Begin DATASET CONTENT

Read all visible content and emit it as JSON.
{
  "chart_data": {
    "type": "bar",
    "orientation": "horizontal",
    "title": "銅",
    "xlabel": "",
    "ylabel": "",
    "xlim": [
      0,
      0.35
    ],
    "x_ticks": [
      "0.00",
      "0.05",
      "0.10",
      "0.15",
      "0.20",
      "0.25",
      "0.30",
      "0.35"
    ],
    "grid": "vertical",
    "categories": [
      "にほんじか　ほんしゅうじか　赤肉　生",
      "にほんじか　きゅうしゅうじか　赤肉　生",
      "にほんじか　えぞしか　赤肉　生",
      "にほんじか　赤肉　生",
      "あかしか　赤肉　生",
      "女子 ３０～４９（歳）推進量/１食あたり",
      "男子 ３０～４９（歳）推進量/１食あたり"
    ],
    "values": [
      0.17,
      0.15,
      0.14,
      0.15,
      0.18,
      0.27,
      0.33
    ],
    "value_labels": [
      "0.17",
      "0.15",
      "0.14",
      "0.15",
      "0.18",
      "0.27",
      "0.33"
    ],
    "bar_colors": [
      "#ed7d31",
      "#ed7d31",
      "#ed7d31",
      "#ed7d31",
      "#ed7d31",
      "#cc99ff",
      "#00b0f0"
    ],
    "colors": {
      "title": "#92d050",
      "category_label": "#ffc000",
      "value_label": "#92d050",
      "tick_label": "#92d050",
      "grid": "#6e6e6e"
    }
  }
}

End DATASET CONTENT

◆ SET TASK ◆
Go through the records line by line and count those containing the string "にほんじか". Give only the total.

◆ RESULT OF THE EXERCISE ◆
4